Records for processing:

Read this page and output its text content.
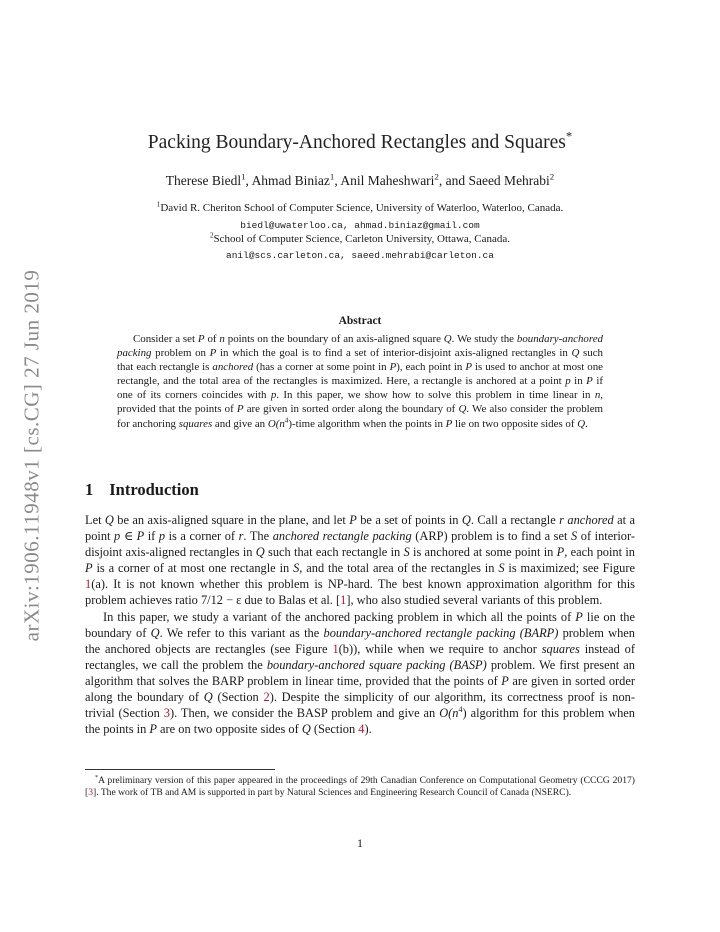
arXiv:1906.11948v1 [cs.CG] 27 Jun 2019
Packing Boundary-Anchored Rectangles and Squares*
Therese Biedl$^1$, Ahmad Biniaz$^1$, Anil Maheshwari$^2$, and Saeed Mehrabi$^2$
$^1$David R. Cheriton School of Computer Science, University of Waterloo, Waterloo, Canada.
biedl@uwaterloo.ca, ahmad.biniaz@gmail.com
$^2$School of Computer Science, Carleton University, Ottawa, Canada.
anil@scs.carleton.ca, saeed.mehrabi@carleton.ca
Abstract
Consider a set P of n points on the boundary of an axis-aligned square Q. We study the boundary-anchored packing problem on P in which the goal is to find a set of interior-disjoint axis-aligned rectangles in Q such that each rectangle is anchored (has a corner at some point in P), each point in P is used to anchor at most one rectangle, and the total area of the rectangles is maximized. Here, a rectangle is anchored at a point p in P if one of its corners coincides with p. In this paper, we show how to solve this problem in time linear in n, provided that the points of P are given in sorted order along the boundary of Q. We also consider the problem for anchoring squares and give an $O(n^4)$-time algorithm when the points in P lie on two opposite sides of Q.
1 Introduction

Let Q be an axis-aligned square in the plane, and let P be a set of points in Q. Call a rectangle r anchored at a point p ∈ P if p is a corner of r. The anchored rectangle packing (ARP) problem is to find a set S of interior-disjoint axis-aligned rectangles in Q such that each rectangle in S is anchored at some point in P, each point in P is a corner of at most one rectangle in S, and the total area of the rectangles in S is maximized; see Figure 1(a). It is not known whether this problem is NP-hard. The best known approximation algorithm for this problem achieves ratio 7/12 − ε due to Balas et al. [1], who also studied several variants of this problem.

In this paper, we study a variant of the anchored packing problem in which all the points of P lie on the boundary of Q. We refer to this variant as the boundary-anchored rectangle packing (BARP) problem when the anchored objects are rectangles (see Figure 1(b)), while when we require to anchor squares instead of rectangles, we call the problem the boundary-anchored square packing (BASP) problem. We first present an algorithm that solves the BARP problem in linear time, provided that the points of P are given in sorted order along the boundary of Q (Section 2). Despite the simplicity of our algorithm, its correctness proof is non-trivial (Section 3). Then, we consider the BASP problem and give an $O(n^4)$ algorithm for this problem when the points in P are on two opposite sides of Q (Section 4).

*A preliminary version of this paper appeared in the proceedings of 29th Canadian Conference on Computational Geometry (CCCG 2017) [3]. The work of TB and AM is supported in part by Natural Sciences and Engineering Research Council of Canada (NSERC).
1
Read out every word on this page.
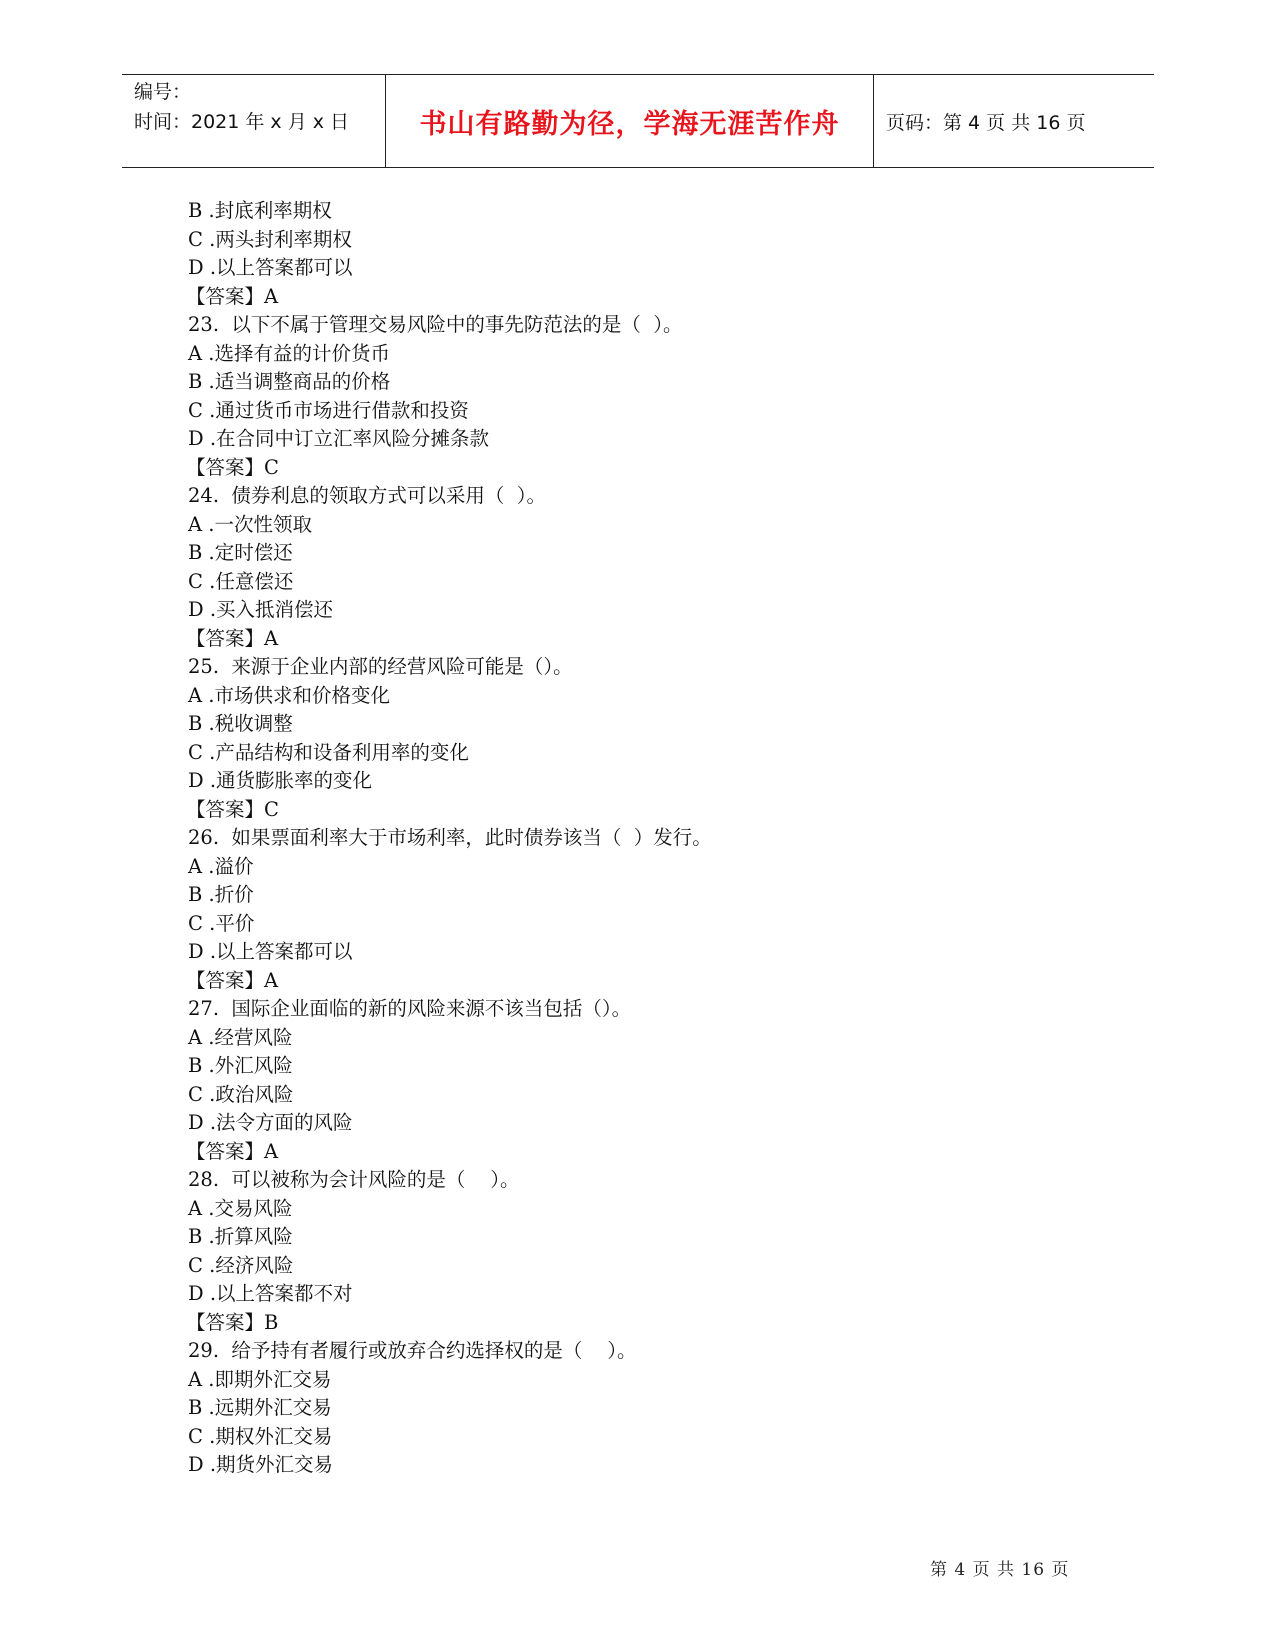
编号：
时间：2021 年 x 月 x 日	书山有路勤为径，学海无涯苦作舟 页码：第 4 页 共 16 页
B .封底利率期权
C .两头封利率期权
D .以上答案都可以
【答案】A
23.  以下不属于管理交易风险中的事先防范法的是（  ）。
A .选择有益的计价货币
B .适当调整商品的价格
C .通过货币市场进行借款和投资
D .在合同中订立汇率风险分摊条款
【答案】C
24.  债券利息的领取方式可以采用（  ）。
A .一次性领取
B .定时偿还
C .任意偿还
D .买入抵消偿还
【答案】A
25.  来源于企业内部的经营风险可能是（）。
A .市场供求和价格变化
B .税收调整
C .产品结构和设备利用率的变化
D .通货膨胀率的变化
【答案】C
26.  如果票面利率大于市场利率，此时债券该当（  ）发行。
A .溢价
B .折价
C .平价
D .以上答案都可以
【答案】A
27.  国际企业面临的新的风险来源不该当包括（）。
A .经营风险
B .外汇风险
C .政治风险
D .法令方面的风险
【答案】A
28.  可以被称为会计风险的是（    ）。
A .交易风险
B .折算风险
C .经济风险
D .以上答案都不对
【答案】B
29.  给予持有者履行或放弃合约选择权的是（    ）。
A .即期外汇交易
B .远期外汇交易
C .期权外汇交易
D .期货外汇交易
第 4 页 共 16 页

Problem to solve: Nothing in the entries should change as you copy them, except that the pictures are left out.

Correct output:
Read this page and output its text content.
arXiv:1906.11948v1 [cs.CG] 27 Jun 2019
Packing Boundary-Anchored Rectangles and Squares*
Therese Biedl$^1$, Ahmad Biniaz$^1$, Anil Maheshwari$^2$, and Saeed Mehrabi$^2$
$^1$David R. Cheriton School of Computer Science, University of Waterloo, Waterloo, Canada.
biedl@uwaterloo.ca, ahmad.biniaz@gmail.com
$^2$School of Computer Science, Carleton University, Ottawa, Canada.
anil@scs.carleton.ca, saeed.mehrabi@carleton.ca
Abstract
Consider a set P of n points on the boundary of an axis-aligned square Q. We study the boundary-anchored packing problem on P in which the goal is to find a set of interior-disjoint axis-aligned rectangles in Q such that each rectangle is anchored (has a corner at some point in P), each point in P is used to anchor at most one rectangle, and the total area of the rectangles is maximized. Here, a rectangle is anchored at a point p in P if one of its corners coincides with p. In this paper, we show how to solve this problem in time linear in n, provided that the points of P are given in sorted order along the boundary of Q. We also consider the problem for anchoring squares and give an $O(n^4)$-time algorithm when the points in P lie on two opposite sides of Q.
1 Introduction

Let Q be an axis-aligned square in the plane, and let P be a set of points in Q. Call a rectangle r anchored at a point p ∈ P if p is a corner of r. The anchored rectangle packing (ARP) problem is to find a set S of interior-disjoint axis-aligned rectangles in Q such that each rectangle in S is anchored at some point in P, each point in P is a corner of at most one rectangle in S, and the total area of the rectangles in S is maximized; see Figure 1(a). It is not known whether this problem is NP-hard. The best known approximation algorithm for this problem achieves ratio 7/12 − ε due to Balas et al. [1], who also studied several variants of this problem.

In this paper, we study a variant of the anchored packing problem in which all the points of P lie on the boundary of Q. We refer to this variant as the boundary-anchored rectangle packing (BARP) problem when the anchored objects are rectangles (see Figure 1(b)), while when we require to anchor squares instead of rectangles, we call the problem the boundary-anchored square packing (BASP) problem. We first present an algorithm that solves the BARP problem in linear time, provided that the points of P are given in sorted order along the boundary of Q (Section 2). Despite the simplicity of our algorithm, its correctness proof is non-trivial (Section 3). Then, we consider the BASP problem and give an $O(n^4)$ algorithm for this problem when the points in P are on two opposite sides of Q (Section 4).

*A preliminary version of this paper appeared in the proceedings of 29th Canadian Conference on Computational Geometry (CCCG 2017) [3]. The work of TB and AM is supported in part by Natural Sciences and Engineering Research Council of Canada (NSERC).
1
Read out every word on this page.
编号：
时间：2021 年 x 月 x 日	书山有路勤为径，学海无涯苦作舟 页码：第 4 页 共 16 页
B .封底利率期权
C .两头封利率期权
D .以上答案都可以
【答案】A
23.  以下不属于管理交易风险中的事先防范法的是（  ）。
A .选择有益的计价货币
B .适当调整商品的价格
C .通过货币市场进行借款和投资
D .在合同中订立汇率风险分摊条款
【答案】C
24.  债券利息的领取方式可以采用（  ）。
A .一次性领取
B .定时偿还
C .任意偿还
D .买入抵消偿还
【答案】A
25.  来源于企业内部的经营风险可能是（）。
A .市场供求和价格变化
B .税收调整
C .产品结构和设备利用率的变化
D .通货膨胀率的变化
【答案】C
26.  如果票面利率大于市场利率，此时债券该当（  ）发行。
A .溢价
B .折价
C .平价
D .以上答案都可以
【答案】A
27.  国际企业面临的新的风险来源不该当包括（）。
A .经营风险
B .外汇风险
C .政治风险
D .法令方面的风险
【答案】A
28.  可以被称为会计风险的是（    ）。
A .交易风险
B .折算风险
C .经济风险
D .以上答案都不对
【答案】B
29.  给予持有者履行或放弃合约选择权的是（    ）。
A .即期外汇交易
B .远期外汇交易
C .期权外汇交易
D .期货外汇交易
第 4 页 共 16 页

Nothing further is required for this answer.